Exercise brief
Pull out each line of the records holding the string "this".
>> BEGIN Data shown
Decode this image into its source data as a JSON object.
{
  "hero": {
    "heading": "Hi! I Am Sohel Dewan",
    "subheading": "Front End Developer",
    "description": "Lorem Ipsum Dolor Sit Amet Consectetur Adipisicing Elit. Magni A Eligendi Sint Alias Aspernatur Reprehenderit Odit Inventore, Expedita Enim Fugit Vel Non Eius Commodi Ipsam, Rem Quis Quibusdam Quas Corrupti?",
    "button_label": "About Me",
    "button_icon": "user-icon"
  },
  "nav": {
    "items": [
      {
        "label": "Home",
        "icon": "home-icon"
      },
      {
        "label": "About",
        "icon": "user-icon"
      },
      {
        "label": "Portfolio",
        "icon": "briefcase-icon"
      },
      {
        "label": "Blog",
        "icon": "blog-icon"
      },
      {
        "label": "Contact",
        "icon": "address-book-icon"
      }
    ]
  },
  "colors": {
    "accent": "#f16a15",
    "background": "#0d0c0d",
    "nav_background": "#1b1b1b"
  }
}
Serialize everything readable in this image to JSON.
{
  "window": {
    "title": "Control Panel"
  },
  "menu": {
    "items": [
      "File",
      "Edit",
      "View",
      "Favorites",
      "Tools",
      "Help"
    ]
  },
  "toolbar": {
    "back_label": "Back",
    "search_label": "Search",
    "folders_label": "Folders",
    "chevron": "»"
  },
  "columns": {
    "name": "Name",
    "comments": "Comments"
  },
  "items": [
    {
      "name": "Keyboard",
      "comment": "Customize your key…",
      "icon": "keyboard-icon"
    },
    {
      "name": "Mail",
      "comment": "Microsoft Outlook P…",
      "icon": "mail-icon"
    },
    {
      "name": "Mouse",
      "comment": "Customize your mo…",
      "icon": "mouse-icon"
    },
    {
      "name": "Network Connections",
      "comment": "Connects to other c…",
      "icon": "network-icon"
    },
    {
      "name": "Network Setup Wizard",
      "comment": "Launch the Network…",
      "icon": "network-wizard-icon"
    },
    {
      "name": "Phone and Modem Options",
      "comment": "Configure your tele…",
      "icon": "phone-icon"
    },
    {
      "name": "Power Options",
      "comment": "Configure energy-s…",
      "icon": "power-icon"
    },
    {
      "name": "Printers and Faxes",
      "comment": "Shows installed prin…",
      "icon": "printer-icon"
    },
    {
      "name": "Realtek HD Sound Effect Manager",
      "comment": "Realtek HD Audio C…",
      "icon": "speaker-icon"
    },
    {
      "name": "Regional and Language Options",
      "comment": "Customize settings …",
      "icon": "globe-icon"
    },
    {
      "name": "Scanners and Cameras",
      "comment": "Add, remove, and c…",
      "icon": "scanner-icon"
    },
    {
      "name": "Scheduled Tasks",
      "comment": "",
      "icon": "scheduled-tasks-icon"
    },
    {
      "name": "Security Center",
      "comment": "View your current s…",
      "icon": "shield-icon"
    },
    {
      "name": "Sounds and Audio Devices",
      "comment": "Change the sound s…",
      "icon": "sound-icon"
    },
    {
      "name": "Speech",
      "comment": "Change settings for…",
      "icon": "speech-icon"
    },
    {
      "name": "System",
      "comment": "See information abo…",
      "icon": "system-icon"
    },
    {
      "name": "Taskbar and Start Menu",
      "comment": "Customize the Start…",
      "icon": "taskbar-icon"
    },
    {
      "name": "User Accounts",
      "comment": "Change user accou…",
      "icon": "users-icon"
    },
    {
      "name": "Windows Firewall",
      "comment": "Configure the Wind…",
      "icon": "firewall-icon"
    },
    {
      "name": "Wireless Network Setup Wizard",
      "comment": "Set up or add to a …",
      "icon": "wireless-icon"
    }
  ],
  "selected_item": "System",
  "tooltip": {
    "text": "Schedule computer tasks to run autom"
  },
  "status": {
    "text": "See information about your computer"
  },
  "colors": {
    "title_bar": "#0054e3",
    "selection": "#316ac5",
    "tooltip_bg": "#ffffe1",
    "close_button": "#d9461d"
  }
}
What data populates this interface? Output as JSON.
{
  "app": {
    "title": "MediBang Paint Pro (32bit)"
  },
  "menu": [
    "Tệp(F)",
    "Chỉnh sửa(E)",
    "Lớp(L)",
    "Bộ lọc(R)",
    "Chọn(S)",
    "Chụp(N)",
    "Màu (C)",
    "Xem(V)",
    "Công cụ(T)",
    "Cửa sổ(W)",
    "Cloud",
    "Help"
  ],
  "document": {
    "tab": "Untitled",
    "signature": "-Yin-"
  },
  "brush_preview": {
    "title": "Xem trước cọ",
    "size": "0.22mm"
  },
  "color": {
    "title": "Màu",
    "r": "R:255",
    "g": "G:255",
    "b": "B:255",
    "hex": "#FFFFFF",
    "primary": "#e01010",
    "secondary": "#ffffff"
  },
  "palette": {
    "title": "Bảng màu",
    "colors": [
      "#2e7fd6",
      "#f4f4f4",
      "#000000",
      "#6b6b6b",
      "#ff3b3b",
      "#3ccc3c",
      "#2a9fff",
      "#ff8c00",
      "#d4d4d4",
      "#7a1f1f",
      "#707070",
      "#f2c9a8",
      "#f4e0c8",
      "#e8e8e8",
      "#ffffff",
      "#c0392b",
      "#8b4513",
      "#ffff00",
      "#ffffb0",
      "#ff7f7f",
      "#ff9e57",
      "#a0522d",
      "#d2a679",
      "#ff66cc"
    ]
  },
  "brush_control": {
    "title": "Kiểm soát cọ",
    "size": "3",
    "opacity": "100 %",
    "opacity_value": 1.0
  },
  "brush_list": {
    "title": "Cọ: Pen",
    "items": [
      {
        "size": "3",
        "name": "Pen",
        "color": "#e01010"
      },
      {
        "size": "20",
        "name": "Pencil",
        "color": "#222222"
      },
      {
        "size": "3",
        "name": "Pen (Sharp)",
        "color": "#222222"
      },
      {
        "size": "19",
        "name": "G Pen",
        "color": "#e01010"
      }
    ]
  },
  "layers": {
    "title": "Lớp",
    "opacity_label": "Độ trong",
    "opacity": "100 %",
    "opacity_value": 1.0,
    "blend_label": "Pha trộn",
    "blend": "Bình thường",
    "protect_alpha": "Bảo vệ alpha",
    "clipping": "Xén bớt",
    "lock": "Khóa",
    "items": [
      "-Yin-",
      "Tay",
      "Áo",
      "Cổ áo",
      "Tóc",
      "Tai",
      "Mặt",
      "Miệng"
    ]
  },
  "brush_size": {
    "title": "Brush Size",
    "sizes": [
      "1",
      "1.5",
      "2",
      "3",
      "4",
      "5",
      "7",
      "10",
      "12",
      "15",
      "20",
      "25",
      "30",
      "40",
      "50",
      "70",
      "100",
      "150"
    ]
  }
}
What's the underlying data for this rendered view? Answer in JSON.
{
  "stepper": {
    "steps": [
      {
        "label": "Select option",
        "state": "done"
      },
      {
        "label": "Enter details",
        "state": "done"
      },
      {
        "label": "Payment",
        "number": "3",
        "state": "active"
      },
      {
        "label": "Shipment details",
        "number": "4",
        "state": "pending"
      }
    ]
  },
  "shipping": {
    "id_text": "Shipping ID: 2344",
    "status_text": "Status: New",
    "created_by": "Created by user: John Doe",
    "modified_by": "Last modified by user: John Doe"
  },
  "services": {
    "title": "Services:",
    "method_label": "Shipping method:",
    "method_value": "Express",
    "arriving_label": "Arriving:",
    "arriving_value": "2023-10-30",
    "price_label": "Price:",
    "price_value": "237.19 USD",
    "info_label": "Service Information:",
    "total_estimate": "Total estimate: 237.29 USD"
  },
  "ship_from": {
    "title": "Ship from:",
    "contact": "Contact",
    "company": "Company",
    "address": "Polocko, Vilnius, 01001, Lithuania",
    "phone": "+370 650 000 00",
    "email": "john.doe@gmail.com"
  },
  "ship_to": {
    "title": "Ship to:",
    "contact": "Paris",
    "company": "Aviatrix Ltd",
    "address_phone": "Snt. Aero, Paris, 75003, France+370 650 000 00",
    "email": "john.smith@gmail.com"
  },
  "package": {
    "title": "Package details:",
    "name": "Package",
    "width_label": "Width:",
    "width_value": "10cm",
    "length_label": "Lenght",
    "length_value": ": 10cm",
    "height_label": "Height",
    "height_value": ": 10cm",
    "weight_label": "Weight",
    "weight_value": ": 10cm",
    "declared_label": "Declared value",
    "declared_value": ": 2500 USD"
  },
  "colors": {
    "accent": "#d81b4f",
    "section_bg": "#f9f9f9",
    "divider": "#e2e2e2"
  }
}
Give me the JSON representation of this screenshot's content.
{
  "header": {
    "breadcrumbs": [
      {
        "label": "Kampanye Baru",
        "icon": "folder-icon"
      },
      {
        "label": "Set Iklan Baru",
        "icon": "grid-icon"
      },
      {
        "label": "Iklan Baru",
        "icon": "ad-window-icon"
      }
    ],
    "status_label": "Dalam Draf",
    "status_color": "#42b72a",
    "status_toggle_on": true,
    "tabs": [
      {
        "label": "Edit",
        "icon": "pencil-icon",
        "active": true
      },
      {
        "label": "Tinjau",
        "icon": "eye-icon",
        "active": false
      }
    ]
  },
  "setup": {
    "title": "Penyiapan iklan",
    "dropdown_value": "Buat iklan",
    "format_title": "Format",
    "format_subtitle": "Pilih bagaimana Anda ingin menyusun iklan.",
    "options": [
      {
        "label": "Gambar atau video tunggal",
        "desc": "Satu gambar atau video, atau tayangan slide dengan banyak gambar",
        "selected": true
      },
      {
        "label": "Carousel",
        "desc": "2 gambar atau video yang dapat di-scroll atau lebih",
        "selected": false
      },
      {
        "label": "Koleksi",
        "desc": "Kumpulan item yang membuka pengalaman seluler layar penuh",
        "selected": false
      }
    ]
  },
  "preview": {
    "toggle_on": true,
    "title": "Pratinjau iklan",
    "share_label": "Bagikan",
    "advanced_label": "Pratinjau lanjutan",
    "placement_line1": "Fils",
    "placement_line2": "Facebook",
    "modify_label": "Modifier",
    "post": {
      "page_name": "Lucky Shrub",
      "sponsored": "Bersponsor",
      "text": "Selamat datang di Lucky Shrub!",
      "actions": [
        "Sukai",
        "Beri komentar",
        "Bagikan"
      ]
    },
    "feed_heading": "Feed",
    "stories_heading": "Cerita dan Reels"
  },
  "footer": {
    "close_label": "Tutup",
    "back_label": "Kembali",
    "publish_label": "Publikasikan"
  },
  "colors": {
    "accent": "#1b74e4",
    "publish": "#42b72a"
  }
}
>> END Data shown
Solution to the exercise
Decode this image into its source data as a JSON object.
Serialize everything readable in this image to JSON.
What data populates this interface? Output as JSON.
What's the underlying data for this rendered view? Answer in JSON.
Give me the JSON representation of this screenshot's content.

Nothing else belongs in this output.